» PROBLEM TO SOLVE
List the lines of this listing that hold the word "JSON".

[Figure content listings]
↓

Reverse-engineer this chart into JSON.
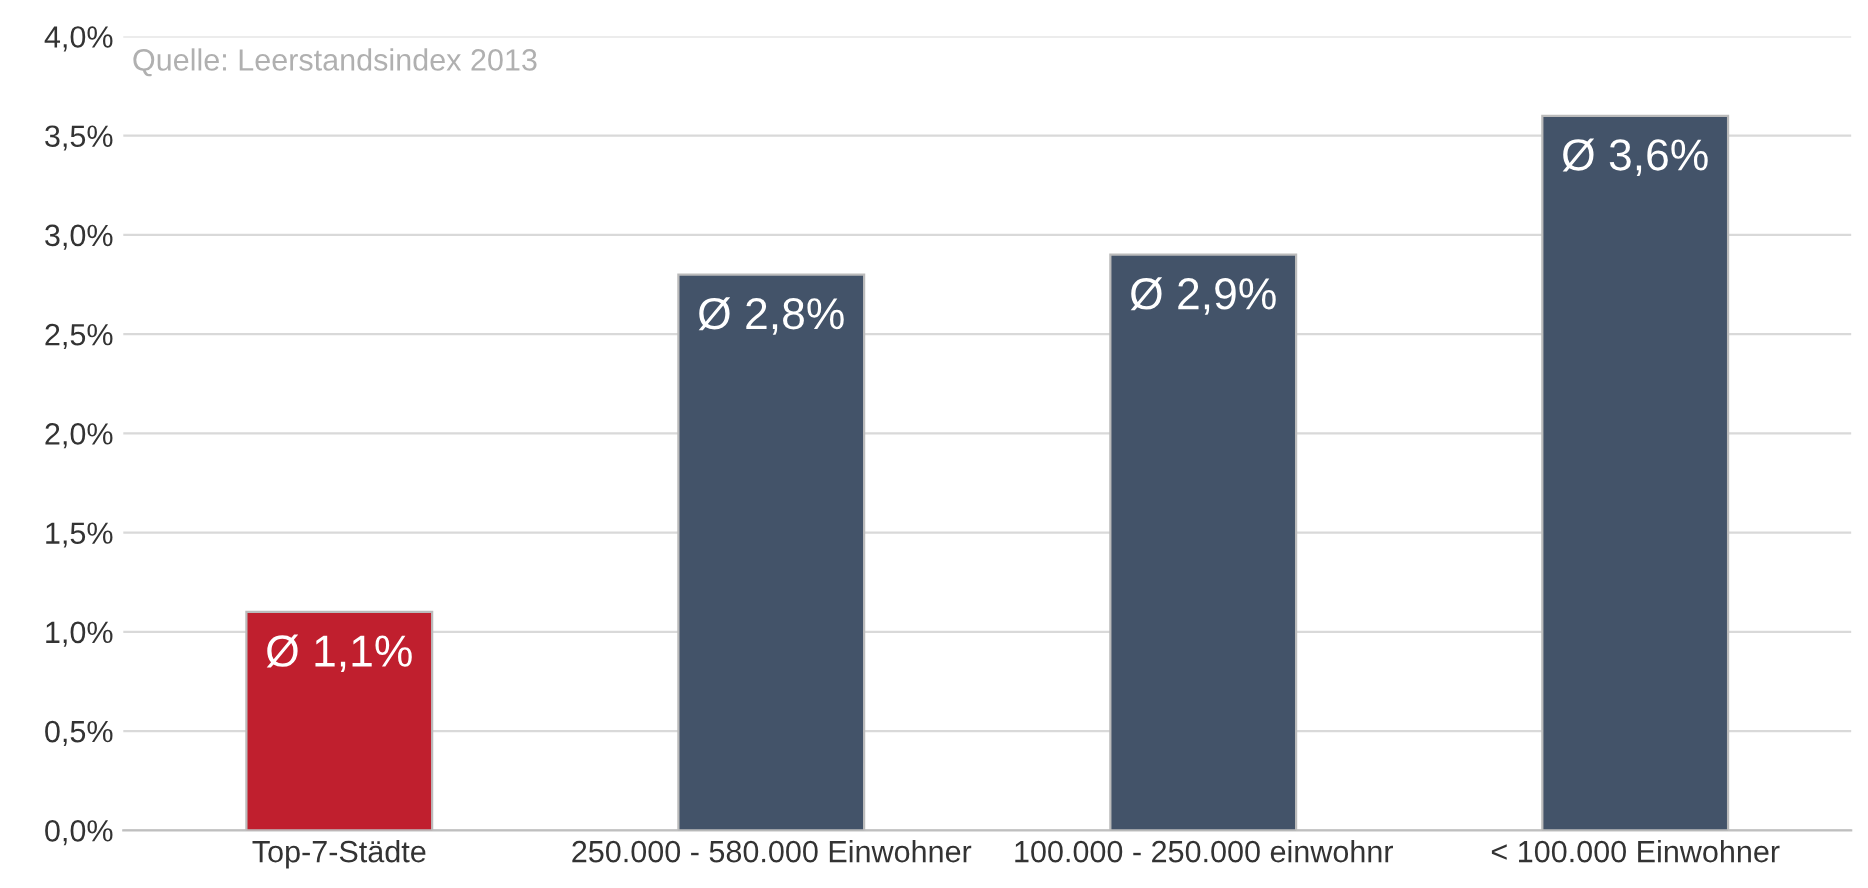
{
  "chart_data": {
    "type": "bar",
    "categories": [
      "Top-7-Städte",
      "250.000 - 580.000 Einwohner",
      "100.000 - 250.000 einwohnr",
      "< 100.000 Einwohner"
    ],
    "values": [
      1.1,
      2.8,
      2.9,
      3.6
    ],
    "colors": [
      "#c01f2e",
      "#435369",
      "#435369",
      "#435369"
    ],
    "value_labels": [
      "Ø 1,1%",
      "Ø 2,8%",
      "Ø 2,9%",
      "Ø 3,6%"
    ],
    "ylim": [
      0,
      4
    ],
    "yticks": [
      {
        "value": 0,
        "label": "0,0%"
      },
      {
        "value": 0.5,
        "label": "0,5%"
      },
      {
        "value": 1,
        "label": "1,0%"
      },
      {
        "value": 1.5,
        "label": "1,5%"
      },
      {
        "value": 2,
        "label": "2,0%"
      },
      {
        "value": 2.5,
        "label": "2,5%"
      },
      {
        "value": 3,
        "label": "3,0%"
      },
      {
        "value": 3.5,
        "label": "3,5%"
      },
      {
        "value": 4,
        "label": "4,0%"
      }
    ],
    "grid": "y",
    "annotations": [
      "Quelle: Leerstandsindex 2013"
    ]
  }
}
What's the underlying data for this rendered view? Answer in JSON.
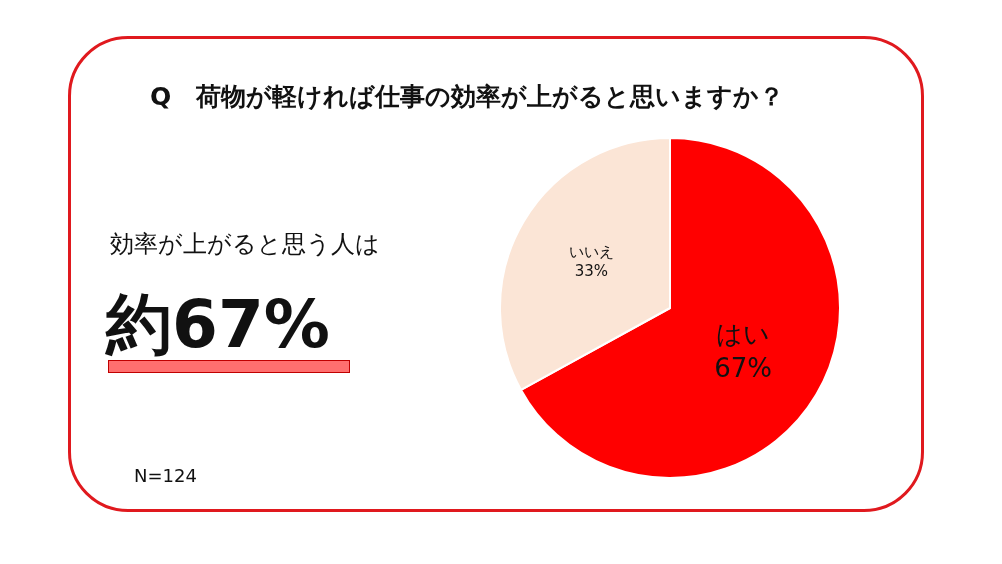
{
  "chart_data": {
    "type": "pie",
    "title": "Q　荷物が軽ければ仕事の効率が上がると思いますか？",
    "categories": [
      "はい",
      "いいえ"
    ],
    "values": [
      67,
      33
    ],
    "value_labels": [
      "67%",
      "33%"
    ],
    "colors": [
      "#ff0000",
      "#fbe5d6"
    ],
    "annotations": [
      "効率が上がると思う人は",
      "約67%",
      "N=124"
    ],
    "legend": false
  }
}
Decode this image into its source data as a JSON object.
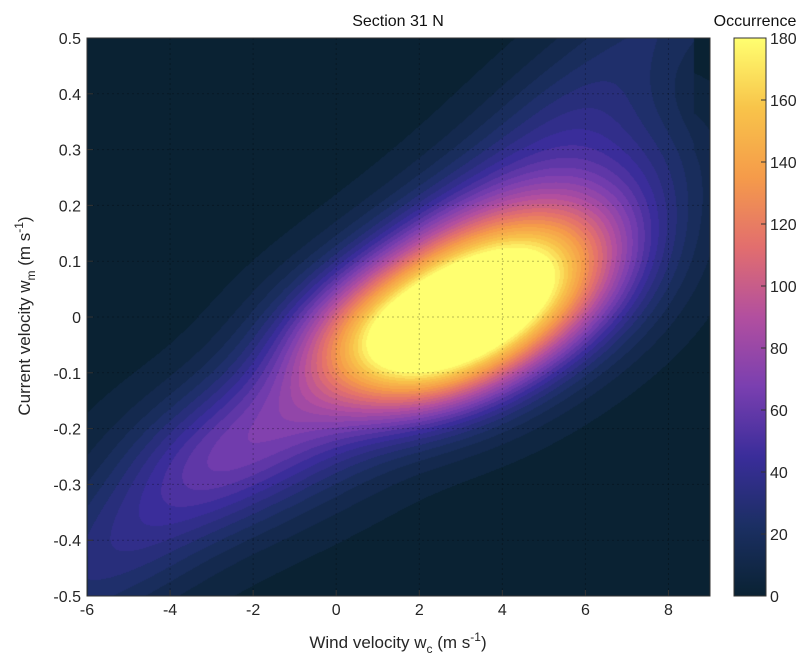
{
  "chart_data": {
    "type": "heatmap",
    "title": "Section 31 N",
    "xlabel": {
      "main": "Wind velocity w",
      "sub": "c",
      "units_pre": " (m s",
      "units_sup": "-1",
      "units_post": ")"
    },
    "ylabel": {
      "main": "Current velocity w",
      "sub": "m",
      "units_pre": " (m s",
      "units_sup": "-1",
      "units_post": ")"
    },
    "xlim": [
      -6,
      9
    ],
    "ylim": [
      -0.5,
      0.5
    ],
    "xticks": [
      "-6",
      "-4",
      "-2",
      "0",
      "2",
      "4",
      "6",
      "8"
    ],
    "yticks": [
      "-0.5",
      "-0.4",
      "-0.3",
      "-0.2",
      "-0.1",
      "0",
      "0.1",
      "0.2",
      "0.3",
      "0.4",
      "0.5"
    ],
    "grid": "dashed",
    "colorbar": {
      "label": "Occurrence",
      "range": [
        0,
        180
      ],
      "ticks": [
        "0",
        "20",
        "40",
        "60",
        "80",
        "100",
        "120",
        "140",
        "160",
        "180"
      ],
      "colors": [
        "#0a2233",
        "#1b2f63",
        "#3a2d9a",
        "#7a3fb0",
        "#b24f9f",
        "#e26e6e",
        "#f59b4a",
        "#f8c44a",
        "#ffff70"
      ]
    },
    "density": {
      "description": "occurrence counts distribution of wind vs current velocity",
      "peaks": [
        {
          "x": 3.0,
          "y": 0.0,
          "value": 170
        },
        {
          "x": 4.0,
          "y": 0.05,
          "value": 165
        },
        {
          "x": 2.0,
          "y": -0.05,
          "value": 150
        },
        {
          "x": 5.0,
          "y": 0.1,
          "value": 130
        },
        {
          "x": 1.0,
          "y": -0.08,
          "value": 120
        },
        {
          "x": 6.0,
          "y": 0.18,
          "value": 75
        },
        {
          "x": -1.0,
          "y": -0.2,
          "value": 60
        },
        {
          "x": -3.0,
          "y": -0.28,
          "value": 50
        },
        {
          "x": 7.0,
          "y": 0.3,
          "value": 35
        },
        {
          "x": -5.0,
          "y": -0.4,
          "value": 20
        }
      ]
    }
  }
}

↑
↓

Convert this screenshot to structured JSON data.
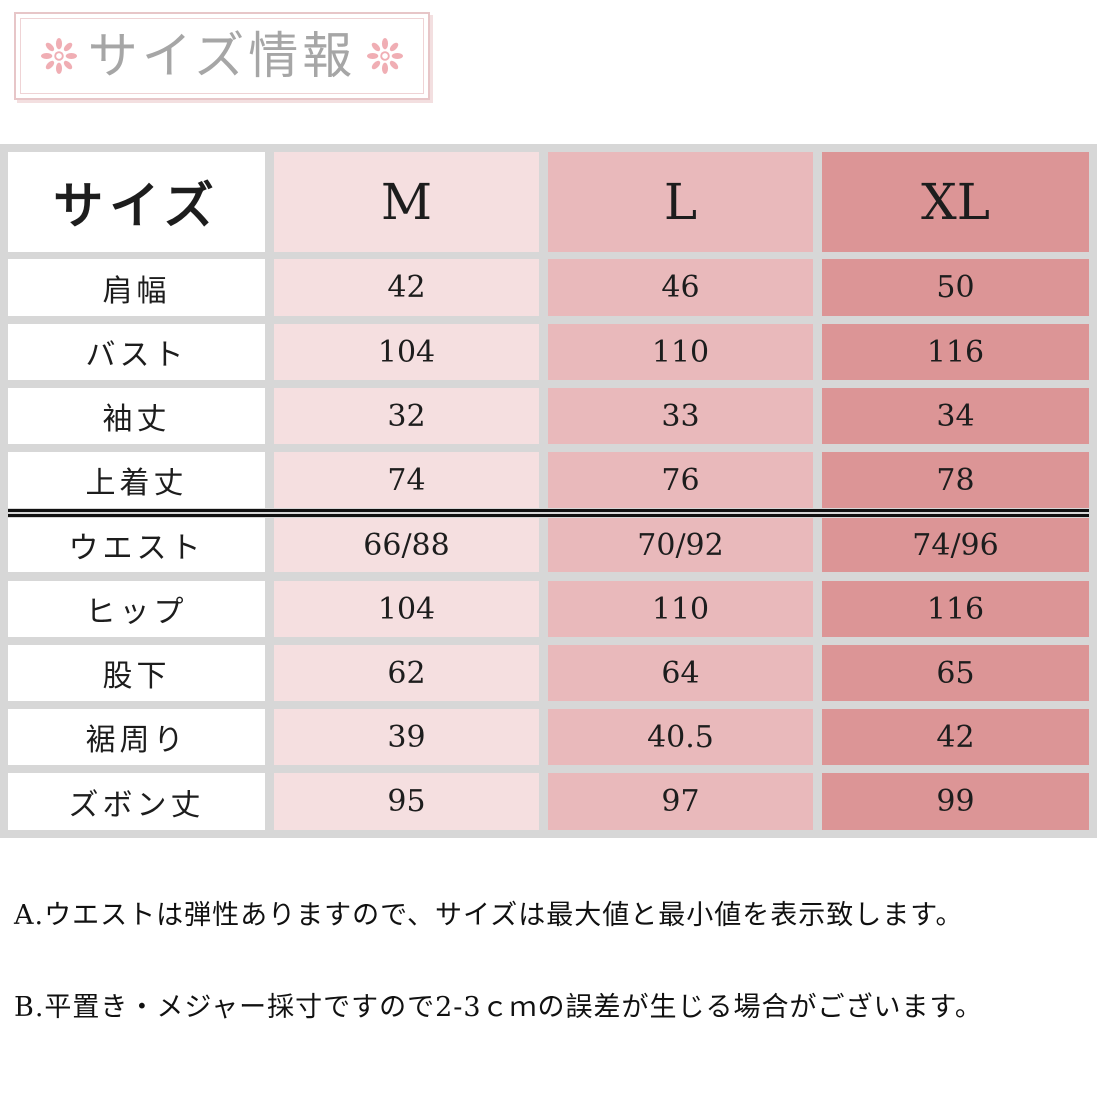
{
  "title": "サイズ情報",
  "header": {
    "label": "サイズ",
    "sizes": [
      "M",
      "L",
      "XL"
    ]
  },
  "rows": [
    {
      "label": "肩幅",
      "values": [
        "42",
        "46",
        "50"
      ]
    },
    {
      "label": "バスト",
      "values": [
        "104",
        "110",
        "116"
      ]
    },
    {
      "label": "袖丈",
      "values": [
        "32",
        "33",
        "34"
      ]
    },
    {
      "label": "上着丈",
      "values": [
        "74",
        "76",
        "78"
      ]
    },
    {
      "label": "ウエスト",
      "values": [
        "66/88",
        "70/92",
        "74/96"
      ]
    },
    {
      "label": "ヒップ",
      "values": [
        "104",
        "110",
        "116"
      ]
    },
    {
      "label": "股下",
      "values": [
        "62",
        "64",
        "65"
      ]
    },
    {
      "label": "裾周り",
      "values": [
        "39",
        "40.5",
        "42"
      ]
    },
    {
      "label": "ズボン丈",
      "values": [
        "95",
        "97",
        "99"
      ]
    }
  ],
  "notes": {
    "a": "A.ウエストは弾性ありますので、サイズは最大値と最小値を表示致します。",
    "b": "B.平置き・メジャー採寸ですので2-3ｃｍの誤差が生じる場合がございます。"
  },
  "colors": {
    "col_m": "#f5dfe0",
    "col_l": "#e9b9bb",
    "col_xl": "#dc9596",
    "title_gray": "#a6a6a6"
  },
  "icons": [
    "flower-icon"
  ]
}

↑

» WRITTEN RESPONSE
Reverse-engineer this chart into JSON.
What's the underlying data for this rendered view? Answer in JSON.
Decode this image into its source data as a JSON object.
Convert this screenshot to structured JSON data.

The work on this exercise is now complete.